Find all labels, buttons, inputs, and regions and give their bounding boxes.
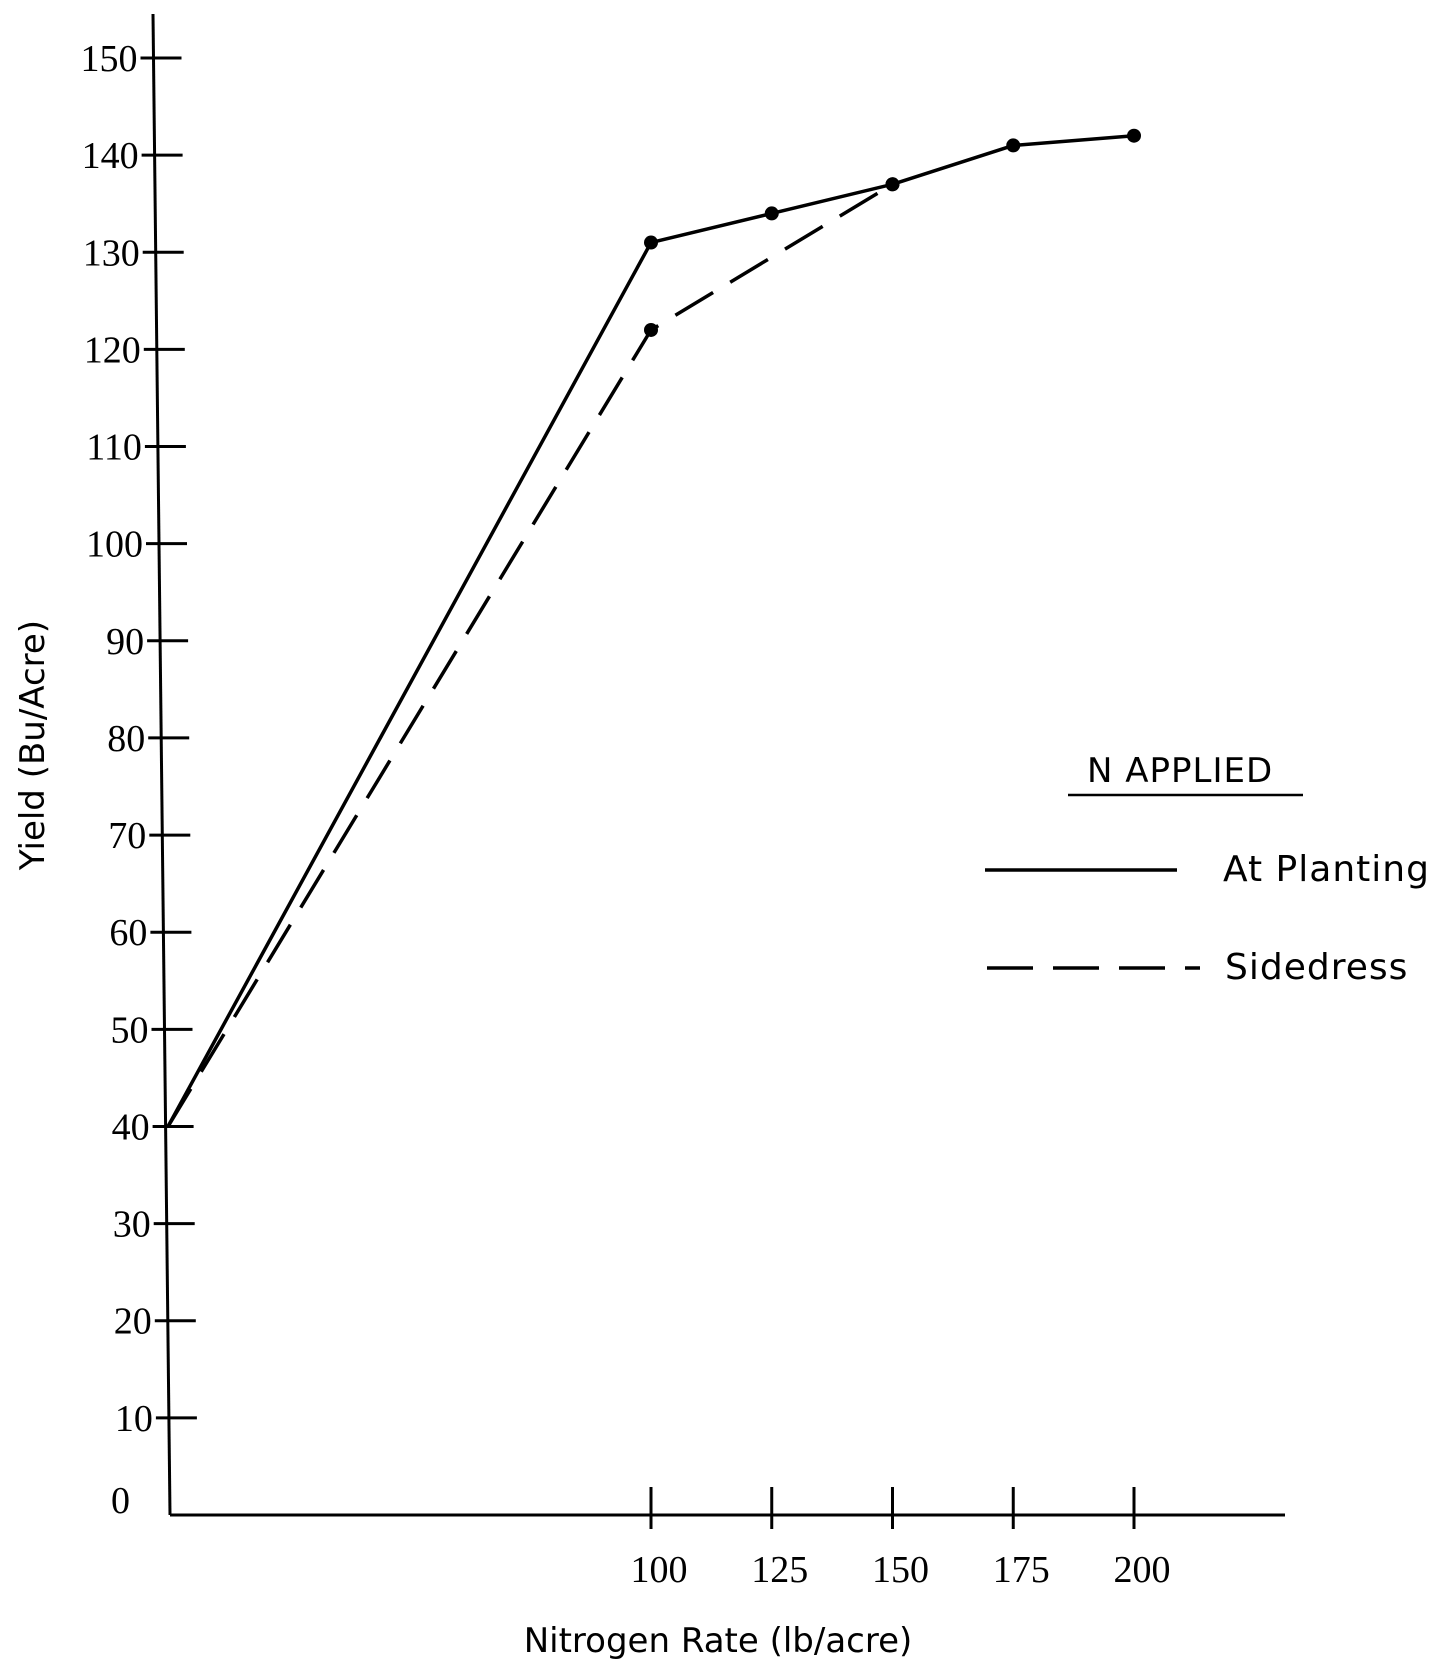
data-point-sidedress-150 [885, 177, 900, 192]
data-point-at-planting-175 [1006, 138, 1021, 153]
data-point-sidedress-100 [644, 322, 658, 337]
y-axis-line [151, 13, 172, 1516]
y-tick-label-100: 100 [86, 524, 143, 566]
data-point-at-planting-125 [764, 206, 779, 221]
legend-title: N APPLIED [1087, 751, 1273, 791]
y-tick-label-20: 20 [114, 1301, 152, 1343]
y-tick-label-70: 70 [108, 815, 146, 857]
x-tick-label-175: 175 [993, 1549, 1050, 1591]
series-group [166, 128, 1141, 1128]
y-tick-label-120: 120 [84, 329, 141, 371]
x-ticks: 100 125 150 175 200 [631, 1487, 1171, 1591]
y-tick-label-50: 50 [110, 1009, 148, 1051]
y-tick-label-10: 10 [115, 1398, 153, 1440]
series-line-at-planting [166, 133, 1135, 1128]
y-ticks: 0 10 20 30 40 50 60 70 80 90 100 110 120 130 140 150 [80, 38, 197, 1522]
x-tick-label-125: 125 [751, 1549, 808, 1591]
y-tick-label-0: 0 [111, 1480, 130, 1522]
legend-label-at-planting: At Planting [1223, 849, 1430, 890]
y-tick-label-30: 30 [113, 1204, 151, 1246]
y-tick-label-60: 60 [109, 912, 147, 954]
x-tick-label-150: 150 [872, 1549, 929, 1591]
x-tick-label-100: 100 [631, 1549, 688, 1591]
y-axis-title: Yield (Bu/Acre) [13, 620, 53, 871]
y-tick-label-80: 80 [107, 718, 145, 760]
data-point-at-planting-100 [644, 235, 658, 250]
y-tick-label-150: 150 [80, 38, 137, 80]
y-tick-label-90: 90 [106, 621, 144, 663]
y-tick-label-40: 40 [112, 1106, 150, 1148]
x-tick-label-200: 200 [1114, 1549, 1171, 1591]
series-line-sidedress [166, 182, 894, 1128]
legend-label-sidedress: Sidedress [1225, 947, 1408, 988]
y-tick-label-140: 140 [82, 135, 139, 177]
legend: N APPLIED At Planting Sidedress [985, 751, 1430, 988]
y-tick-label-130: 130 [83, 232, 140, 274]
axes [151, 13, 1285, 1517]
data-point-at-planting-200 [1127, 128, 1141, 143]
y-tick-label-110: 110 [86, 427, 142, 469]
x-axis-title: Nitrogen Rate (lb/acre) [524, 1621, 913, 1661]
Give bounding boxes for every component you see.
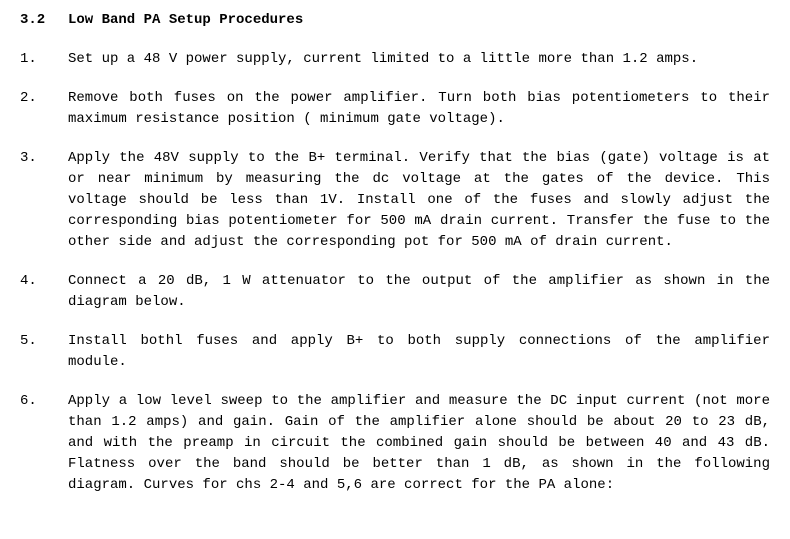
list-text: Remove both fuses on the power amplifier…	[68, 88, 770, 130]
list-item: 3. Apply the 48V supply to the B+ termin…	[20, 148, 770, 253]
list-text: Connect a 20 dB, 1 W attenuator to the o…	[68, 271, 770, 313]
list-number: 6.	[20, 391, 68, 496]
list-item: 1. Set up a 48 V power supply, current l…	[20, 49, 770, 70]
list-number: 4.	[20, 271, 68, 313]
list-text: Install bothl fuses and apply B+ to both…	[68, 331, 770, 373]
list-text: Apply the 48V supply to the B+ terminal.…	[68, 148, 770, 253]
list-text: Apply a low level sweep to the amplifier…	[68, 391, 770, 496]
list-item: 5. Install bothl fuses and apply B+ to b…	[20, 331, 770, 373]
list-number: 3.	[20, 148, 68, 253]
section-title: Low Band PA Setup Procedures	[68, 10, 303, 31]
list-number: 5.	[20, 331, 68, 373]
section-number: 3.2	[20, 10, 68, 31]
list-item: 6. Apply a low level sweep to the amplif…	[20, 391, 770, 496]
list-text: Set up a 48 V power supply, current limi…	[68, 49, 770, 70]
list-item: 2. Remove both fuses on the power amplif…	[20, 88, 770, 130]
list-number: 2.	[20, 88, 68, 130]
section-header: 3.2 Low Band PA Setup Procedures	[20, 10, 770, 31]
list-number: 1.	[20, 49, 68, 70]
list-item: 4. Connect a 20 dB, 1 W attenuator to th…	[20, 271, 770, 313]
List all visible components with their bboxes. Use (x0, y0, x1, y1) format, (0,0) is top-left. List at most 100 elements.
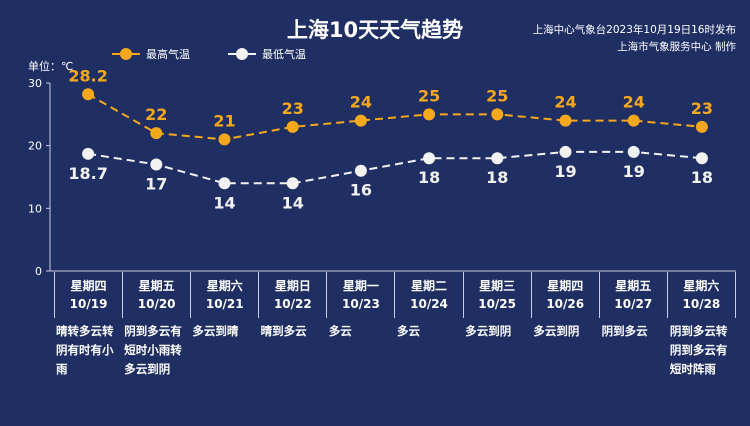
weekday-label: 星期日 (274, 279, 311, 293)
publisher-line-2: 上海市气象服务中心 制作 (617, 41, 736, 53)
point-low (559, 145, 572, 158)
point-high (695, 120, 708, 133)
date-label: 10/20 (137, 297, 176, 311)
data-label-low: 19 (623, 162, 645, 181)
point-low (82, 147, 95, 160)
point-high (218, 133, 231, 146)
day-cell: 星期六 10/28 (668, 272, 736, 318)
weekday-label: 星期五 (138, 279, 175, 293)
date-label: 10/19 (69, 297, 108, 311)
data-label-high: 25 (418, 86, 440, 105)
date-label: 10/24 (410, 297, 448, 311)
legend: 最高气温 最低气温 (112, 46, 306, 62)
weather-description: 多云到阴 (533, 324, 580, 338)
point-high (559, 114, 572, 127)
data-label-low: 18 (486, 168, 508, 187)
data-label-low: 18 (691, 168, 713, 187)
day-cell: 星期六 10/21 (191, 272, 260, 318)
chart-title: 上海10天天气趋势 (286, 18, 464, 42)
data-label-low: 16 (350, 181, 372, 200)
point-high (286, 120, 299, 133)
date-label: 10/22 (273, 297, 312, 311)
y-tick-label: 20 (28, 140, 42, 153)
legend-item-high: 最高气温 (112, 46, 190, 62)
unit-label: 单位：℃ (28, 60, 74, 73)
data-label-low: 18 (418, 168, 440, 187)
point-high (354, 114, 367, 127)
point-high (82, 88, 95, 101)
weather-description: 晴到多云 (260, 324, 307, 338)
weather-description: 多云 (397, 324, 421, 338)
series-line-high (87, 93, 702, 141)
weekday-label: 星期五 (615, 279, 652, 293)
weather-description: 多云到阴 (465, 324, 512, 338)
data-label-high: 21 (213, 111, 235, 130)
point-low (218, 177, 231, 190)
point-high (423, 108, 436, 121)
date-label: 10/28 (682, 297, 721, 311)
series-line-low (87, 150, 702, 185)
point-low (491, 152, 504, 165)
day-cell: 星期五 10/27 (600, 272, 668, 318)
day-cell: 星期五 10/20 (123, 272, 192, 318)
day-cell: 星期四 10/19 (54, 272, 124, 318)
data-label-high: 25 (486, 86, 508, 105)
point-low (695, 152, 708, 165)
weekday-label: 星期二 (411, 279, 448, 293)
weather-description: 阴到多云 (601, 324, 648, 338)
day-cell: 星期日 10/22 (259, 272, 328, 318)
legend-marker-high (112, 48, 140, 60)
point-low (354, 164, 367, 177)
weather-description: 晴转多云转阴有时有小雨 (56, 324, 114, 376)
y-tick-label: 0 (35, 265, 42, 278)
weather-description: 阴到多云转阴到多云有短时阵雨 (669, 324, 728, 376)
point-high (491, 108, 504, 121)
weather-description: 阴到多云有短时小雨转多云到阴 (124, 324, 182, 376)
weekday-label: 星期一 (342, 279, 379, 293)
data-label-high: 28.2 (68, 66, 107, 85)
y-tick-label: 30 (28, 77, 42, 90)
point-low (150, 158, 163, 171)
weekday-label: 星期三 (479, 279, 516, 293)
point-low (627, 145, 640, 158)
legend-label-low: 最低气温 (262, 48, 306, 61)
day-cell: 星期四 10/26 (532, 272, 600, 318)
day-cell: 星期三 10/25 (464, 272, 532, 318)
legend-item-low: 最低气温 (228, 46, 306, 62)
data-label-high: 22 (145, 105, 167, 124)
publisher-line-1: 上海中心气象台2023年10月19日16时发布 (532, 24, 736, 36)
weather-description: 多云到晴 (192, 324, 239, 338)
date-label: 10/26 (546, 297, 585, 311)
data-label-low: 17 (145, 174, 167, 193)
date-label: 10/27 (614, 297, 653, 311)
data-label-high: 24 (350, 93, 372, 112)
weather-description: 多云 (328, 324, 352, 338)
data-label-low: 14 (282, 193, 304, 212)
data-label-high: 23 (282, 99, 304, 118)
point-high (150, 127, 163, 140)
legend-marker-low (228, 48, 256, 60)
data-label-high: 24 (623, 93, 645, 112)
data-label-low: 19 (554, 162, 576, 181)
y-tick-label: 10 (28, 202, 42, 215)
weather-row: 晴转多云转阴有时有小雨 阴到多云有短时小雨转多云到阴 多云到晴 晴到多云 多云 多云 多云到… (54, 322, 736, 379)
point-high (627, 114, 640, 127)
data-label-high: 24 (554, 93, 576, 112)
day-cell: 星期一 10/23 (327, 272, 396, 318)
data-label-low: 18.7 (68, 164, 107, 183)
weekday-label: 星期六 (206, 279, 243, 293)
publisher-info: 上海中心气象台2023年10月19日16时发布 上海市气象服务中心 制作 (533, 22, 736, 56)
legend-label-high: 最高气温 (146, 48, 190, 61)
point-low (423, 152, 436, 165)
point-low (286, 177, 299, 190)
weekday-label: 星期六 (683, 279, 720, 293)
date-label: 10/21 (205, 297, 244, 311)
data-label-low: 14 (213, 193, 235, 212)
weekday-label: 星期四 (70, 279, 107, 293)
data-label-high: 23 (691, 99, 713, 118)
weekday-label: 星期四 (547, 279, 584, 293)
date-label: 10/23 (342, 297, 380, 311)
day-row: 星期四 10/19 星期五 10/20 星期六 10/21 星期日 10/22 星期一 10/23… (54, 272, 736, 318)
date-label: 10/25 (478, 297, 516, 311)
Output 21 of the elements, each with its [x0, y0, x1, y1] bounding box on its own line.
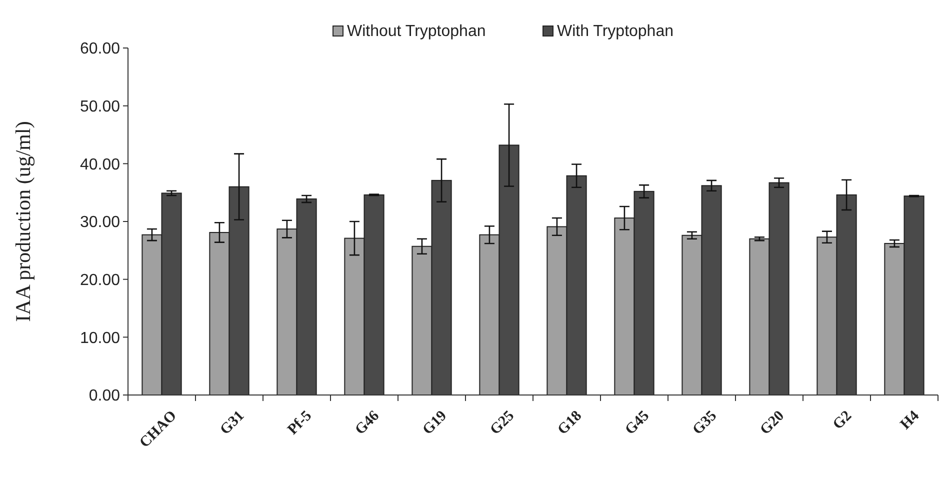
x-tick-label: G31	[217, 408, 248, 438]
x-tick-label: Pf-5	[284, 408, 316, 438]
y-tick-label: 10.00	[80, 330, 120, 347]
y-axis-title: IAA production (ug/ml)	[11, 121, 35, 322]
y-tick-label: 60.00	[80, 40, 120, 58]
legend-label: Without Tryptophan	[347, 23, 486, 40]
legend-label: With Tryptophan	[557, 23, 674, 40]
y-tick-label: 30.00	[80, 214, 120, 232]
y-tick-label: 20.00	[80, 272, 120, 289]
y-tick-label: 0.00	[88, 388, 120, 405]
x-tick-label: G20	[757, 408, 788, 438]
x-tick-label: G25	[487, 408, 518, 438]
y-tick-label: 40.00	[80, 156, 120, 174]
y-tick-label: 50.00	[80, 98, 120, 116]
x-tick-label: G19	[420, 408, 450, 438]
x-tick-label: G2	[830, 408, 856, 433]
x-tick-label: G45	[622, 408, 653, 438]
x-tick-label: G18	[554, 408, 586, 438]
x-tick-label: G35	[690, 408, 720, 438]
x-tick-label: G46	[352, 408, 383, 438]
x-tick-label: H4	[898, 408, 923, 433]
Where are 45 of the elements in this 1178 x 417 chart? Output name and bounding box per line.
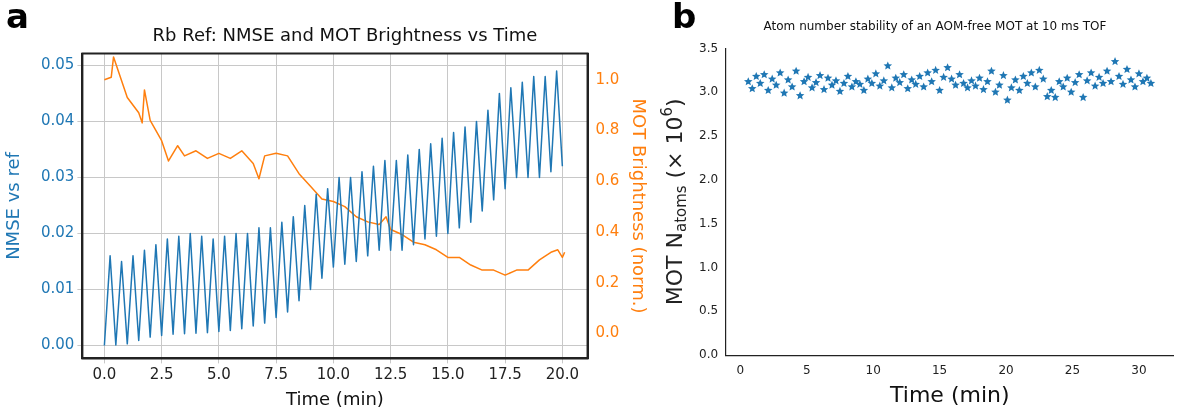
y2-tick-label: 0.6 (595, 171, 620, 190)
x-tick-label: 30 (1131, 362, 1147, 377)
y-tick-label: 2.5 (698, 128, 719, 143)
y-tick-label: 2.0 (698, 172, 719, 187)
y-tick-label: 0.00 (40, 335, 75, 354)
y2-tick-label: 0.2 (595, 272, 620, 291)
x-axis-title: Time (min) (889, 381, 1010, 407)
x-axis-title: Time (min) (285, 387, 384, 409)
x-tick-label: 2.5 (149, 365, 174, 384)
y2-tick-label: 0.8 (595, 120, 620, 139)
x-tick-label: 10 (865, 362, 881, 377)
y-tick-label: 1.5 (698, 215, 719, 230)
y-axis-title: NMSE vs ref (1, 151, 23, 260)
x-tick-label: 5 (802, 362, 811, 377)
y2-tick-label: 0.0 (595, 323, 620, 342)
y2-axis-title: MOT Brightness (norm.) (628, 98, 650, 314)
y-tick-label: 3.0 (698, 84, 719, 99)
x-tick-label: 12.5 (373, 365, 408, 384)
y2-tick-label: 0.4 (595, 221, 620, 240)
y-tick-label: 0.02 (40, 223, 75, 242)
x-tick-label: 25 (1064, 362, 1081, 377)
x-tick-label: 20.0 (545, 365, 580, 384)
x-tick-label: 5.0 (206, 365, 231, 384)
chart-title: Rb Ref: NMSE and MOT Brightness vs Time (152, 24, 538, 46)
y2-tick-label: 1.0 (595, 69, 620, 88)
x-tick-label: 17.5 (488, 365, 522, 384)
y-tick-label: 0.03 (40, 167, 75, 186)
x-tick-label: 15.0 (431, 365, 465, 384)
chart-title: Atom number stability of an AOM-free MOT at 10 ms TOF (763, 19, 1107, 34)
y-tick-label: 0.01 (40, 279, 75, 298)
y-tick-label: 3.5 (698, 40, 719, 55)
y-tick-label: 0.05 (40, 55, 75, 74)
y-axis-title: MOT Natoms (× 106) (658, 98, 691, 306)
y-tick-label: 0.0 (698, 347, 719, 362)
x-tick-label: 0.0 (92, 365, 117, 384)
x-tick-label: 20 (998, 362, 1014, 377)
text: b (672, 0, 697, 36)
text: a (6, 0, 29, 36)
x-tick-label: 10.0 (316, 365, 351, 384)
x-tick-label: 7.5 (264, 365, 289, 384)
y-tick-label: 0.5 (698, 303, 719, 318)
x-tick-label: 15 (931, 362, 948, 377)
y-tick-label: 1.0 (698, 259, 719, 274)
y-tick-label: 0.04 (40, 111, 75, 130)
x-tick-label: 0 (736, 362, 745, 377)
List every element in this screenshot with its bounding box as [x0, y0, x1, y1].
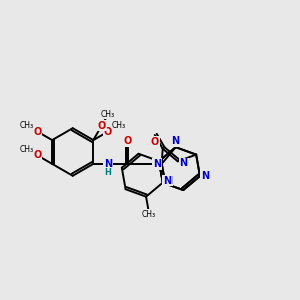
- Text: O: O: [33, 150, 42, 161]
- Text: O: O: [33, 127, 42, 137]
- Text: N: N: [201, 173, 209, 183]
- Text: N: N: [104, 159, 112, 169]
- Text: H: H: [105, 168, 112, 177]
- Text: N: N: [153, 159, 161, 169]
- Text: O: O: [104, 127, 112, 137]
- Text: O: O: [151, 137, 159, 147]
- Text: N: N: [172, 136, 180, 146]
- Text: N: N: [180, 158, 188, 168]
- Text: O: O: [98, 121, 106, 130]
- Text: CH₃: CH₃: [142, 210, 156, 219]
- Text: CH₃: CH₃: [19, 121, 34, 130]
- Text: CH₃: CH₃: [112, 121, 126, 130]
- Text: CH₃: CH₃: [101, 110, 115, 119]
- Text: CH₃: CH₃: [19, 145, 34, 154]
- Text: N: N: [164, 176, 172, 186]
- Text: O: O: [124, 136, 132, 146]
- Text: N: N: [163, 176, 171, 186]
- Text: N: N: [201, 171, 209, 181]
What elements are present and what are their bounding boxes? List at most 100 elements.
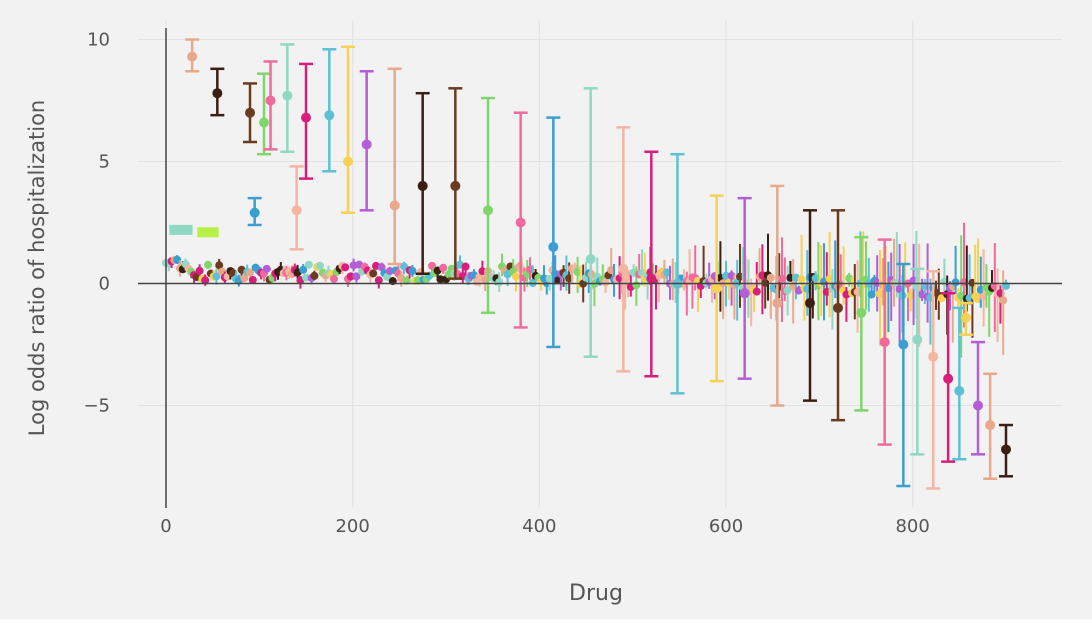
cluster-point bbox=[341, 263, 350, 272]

-------

## [Objective]
Please copy the rows above without any change, from the line with "y2-tick-label: 0.6 (595, 171, 620, 190)" to the line with "y-tick-label: 0.02 (40, 223, 75, 242)", including both of those lines and nothing else.

## [Task solution]
y2-tick-label: 0.6 (595, 171, 620, 190)
x-tick-label: 30 (1131, 362, 1147, 377)
y-tick-label: 2.5 (698, 128, 719, 143)
y-tick-label: 2.0 (698, 172, 719, 187)
y-tick-label: 0.00 (40, 335, 75, 354)
y2-tick-label: 0.2 (595, 272, 620, 291)
x-axis-title: Time (min) (889, 381, 1010, 407)
x-axis-title: Time (min) (285, 387, 384, 409)
x-tick-label: 2.5 (149, 365, 174, 384)
y2-tick-label: 0.8 (595, 120, 620, 139)
x-tick-label: 10 (865, 362, 881, 377)
y-tick-label: 1.5 (698, 215, 719, 230)
y-axis-title: NMSE vs ref (1, 151, 23, 260)
x-tick-label: 5 (802, 362, 811, 377)
y2-tick-label: 0.0 (595, 323, 620, 342)
y2-axis-title: MOT Brightness (norm.) (628, 98, 650, 314)
y-tick-label: 3.0 (698, 84, 719, 99)
x-tick-label: 12.5 (373, 365, 408, 384)
y2-tick-label: 0.4 (595, 221, 620, 240)
y-tick-label: 0.02 (40, 223, 75, 242)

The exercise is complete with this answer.